■ What needs to be done
Determine how many lines of the data below contain "this", then give only that number.

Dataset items
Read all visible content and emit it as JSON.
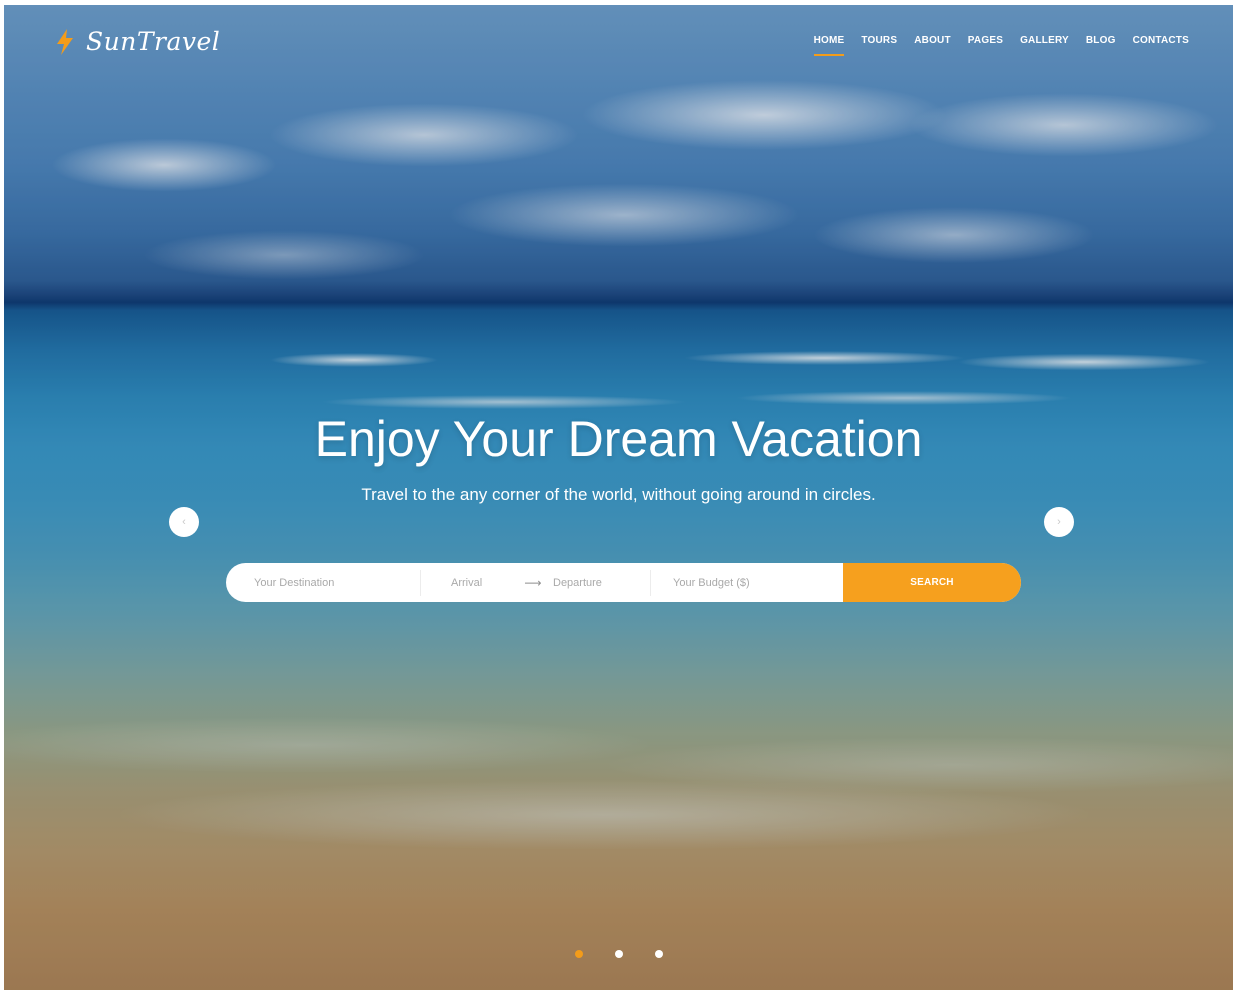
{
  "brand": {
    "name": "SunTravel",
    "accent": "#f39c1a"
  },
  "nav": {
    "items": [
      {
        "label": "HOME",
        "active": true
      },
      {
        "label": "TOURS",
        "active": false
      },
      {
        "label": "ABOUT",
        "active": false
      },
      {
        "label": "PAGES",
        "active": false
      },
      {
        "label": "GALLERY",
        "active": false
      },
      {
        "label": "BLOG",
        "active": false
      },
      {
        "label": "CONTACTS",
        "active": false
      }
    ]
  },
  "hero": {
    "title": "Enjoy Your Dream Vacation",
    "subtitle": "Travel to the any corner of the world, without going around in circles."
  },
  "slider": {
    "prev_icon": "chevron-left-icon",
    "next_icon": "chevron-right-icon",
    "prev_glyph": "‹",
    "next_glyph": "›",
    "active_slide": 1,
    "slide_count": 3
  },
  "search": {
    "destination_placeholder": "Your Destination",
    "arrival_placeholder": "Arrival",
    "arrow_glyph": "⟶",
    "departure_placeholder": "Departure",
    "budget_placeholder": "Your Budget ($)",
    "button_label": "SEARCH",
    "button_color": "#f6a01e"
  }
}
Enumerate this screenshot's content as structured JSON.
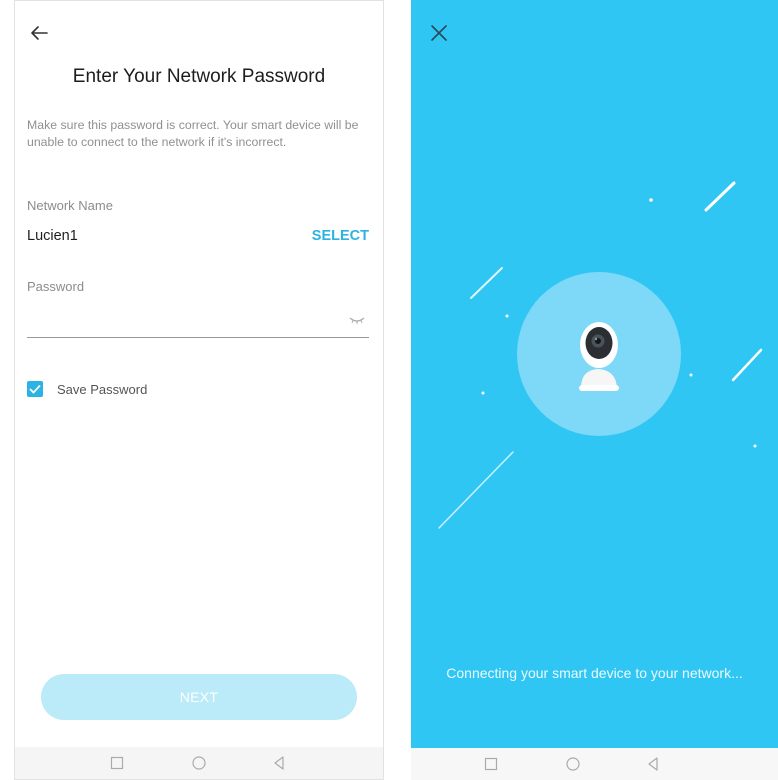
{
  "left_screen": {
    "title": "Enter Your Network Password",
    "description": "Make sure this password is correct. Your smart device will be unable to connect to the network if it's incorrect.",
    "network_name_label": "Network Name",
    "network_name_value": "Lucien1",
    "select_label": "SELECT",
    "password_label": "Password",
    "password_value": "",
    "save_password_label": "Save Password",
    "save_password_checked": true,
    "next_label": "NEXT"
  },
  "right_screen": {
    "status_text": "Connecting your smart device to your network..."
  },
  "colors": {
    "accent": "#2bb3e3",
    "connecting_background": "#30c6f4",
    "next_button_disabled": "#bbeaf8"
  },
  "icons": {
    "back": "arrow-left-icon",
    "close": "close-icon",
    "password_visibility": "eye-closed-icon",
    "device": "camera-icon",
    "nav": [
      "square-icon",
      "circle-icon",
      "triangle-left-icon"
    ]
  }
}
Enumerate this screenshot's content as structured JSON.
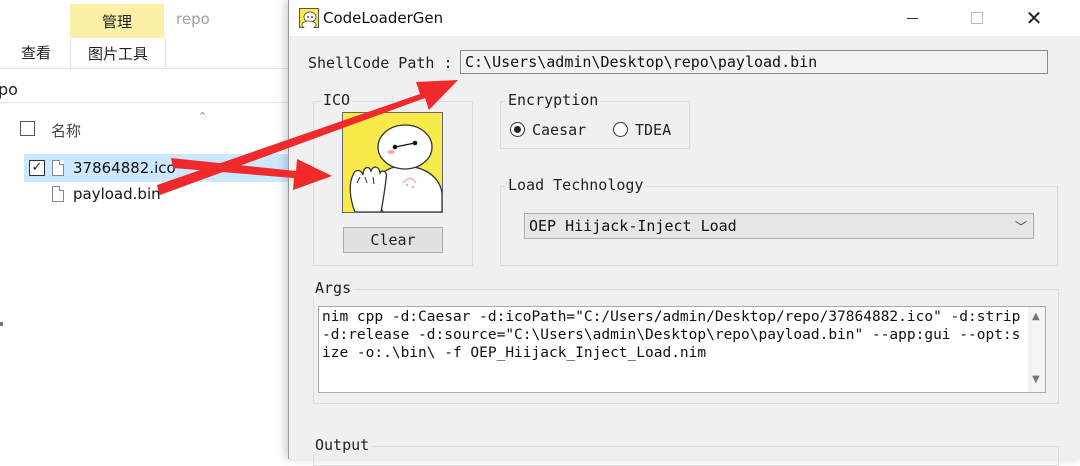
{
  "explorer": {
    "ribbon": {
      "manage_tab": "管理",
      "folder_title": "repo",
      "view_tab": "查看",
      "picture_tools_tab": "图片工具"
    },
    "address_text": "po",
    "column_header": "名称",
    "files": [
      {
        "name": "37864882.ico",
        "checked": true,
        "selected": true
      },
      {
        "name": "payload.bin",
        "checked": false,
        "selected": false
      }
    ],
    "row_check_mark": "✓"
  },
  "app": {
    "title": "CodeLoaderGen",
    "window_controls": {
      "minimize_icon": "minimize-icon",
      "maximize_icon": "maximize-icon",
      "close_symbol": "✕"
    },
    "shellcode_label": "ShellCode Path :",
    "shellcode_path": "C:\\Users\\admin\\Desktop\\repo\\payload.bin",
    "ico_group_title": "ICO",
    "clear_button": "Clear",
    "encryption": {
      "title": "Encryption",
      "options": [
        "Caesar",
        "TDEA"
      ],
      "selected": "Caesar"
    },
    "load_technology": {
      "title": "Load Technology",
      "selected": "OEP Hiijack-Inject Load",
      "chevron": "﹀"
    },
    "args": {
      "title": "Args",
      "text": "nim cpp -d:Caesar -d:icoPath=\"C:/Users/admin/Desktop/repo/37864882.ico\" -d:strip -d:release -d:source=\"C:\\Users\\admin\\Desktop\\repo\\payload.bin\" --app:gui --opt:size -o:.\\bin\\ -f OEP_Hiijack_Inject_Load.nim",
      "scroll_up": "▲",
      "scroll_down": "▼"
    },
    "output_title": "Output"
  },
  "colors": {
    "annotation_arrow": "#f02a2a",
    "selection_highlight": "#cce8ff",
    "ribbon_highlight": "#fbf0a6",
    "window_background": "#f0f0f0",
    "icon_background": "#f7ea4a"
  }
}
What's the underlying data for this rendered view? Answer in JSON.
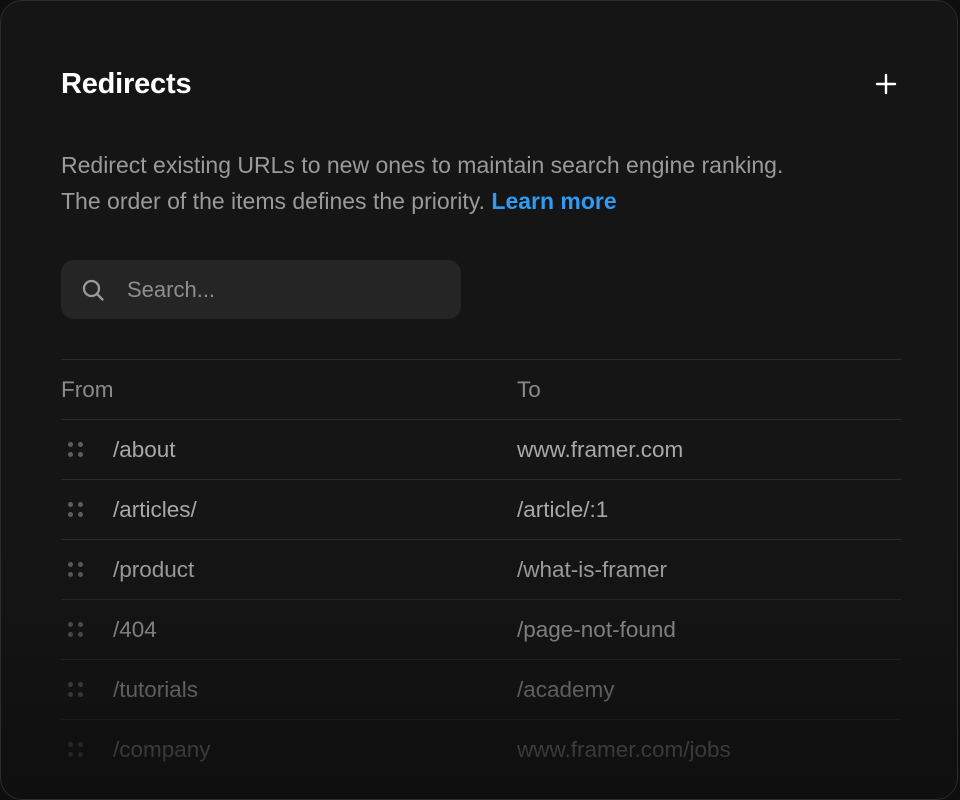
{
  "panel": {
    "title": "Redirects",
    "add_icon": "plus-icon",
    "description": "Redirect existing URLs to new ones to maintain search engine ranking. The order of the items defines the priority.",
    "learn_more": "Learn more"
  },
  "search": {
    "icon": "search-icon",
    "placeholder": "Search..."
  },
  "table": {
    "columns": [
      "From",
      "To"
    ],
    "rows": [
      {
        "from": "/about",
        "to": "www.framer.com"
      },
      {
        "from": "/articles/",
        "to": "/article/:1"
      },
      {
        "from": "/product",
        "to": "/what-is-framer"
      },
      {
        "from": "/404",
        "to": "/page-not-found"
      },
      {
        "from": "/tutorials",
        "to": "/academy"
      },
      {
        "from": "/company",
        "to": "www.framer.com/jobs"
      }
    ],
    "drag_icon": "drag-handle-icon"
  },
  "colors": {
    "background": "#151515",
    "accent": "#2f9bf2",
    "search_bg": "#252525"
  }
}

■ Answer for the task
4